Required work
Look through the listing and locate every line containing the word "coordinate"; copy those lines.

Extracted records
● ● ●

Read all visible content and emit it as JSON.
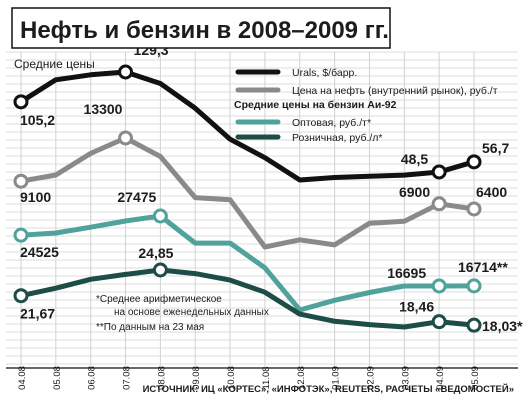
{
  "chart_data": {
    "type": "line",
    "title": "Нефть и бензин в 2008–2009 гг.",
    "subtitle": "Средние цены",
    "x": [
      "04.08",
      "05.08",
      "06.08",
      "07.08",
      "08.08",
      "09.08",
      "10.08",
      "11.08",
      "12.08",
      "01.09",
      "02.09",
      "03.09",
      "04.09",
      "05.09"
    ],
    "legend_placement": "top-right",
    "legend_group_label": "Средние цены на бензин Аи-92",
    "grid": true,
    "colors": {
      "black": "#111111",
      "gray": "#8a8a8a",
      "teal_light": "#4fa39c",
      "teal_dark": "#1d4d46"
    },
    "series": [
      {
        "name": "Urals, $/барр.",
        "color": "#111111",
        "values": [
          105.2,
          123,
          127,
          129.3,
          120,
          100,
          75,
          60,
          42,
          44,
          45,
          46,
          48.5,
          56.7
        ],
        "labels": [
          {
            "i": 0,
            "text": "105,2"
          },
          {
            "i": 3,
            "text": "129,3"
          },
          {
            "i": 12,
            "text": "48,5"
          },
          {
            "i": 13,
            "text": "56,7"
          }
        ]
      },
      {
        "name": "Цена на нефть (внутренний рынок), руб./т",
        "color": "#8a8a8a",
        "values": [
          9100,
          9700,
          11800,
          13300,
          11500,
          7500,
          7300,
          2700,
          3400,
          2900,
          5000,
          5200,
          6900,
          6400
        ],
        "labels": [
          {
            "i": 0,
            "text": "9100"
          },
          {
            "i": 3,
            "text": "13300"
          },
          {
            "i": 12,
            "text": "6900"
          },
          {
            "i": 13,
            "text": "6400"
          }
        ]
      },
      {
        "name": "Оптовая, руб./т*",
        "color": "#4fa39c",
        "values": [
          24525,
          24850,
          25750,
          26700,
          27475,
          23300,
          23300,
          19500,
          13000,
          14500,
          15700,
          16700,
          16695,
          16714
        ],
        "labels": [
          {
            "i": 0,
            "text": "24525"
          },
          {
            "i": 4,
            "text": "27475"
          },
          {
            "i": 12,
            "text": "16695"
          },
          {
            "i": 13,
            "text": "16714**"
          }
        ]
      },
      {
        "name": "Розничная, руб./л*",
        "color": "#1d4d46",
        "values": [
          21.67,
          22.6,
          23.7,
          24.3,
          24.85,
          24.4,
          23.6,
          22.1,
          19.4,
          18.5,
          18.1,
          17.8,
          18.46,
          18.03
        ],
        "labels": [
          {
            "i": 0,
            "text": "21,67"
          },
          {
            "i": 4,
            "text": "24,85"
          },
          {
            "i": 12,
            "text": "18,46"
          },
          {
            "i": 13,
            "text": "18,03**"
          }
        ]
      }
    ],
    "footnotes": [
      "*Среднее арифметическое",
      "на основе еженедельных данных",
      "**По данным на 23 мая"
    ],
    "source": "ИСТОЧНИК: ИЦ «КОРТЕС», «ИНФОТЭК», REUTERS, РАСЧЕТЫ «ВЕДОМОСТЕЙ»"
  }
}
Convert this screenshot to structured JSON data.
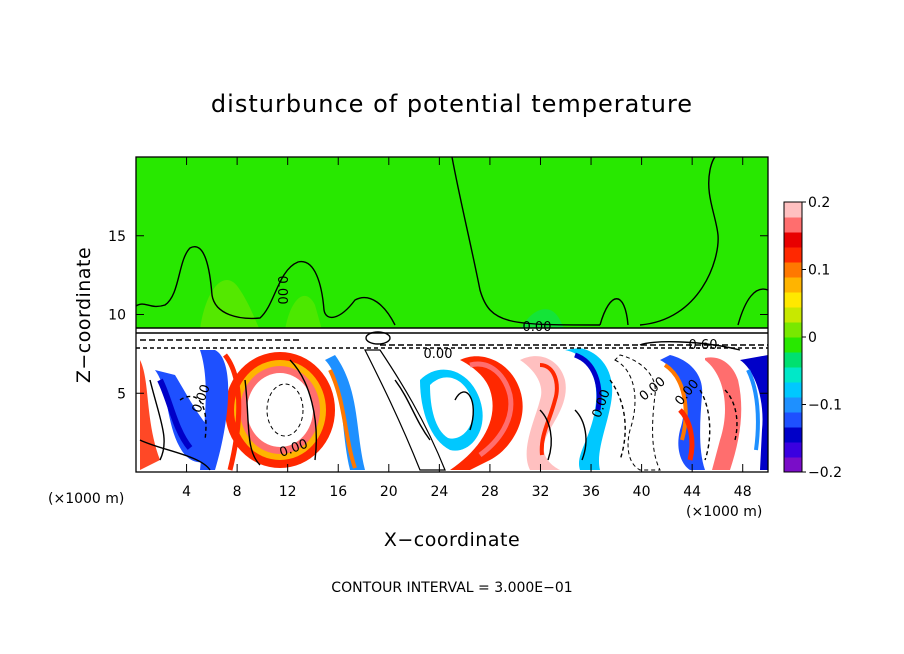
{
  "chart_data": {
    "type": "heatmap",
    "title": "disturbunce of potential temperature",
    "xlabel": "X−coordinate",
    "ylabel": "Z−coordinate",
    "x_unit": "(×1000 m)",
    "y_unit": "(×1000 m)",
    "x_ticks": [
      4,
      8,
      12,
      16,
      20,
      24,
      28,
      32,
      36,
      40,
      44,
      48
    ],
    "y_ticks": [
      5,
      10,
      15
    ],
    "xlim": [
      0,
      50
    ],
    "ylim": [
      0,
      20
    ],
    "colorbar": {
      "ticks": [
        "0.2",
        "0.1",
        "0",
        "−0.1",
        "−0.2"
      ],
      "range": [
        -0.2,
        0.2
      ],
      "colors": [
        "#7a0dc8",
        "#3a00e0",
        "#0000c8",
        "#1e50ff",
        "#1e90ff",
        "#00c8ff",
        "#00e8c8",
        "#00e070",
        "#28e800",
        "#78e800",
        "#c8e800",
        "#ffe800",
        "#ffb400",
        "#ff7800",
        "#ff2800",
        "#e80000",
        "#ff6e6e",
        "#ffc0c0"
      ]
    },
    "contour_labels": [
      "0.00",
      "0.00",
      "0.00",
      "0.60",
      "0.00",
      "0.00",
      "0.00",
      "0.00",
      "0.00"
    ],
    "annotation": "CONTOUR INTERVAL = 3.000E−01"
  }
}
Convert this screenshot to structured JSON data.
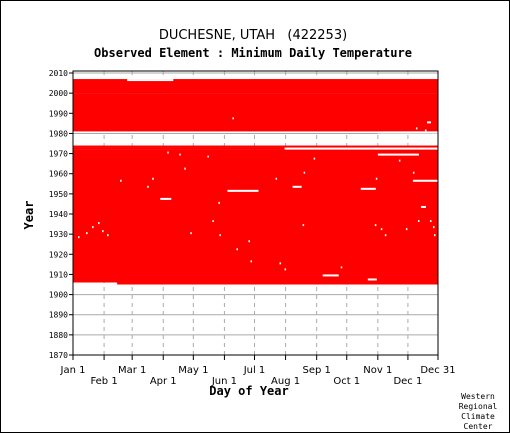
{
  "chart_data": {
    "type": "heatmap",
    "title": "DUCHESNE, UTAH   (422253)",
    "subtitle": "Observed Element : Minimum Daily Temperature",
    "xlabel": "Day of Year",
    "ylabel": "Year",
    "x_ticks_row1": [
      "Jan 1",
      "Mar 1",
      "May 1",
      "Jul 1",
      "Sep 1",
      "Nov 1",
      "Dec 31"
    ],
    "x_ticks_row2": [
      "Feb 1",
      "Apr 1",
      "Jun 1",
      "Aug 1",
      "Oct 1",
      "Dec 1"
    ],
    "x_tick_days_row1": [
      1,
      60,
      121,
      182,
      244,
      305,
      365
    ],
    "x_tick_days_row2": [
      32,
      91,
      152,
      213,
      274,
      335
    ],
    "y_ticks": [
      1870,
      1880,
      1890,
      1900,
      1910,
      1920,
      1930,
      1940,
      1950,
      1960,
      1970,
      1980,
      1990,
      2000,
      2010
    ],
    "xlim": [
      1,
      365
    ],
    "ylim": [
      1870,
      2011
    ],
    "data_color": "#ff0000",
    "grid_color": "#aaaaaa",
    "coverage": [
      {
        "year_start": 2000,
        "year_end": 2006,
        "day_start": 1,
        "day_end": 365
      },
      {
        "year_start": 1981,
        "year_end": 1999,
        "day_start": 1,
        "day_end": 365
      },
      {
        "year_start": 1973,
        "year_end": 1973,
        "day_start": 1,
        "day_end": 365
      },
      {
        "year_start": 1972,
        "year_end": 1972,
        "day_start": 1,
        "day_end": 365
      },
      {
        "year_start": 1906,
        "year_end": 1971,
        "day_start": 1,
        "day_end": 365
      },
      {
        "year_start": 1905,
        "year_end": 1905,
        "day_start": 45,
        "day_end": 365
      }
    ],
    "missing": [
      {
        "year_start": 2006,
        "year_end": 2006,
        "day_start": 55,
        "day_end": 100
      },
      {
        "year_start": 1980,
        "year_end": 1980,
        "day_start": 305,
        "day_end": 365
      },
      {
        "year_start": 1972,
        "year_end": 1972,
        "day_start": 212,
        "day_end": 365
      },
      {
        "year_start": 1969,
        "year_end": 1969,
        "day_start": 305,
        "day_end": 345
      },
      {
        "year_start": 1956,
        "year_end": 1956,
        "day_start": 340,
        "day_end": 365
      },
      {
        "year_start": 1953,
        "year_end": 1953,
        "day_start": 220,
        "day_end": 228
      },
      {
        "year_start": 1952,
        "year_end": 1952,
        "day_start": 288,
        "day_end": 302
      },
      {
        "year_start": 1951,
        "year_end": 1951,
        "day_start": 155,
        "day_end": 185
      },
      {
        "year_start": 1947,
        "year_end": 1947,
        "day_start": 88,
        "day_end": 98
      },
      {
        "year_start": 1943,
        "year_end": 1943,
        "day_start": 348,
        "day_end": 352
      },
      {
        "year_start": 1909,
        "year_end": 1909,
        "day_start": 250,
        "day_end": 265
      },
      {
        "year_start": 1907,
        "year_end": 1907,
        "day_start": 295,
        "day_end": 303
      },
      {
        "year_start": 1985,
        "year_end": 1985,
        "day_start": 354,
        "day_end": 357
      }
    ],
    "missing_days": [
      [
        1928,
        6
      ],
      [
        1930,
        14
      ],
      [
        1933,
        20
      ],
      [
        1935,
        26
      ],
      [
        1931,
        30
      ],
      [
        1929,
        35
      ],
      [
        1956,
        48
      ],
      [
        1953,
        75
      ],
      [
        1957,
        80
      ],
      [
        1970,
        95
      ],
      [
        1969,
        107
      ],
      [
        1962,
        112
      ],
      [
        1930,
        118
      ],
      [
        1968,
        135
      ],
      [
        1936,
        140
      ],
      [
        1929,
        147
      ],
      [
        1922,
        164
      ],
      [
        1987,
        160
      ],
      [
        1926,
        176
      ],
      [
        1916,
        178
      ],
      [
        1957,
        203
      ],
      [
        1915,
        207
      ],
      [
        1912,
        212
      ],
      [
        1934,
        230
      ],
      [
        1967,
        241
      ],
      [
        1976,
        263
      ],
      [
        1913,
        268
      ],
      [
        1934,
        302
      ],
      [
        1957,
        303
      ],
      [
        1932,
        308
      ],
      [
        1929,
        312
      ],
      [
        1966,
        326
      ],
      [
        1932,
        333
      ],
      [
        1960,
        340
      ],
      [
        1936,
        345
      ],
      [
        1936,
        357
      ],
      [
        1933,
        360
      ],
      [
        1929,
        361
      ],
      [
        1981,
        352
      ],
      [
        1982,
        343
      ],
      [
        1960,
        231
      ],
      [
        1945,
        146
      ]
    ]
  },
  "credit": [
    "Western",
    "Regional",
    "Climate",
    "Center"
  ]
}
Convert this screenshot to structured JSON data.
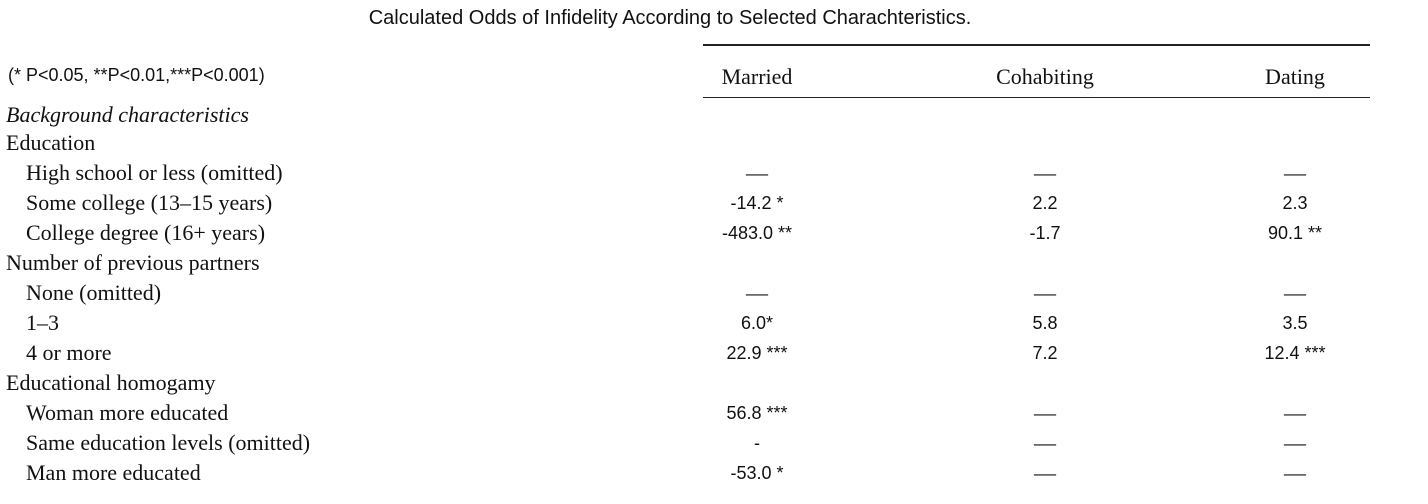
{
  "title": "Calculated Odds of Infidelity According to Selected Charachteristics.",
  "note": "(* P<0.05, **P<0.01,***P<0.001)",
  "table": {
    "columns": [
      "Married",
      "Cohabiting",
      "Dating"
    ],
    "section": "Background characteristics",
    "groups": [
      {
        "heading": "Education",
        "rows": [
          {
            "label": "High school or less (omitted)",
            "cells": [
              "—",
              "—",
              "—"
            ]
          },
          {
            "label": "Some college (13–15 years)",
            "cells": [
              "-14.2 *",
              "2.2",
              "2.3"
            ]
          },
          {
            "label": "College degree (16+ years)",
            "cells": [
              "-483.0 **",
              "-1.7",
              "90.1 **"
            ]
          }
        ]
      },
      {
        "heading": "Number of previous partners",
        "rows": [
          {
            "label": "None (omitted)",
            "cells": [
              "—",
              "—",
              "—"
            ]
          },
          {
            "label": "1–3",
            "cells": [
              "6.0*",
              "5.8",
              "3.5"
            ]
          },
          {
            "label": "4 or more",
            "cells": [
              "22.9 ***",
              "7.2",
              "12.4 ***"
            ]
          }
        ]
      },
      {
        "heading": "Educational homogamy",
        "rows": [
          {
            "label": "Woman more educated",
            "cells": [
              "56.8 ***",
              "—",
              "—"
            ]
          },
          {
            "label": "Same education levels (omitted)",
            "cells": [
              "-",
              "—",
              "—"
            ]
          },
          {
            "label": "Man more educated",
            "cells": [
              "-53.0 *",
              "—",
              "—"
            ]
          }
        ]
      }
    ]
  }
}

● ● ●

Written solution
    "xlabel": "X−coordinate",
    "ylabel": "Z−coordinate",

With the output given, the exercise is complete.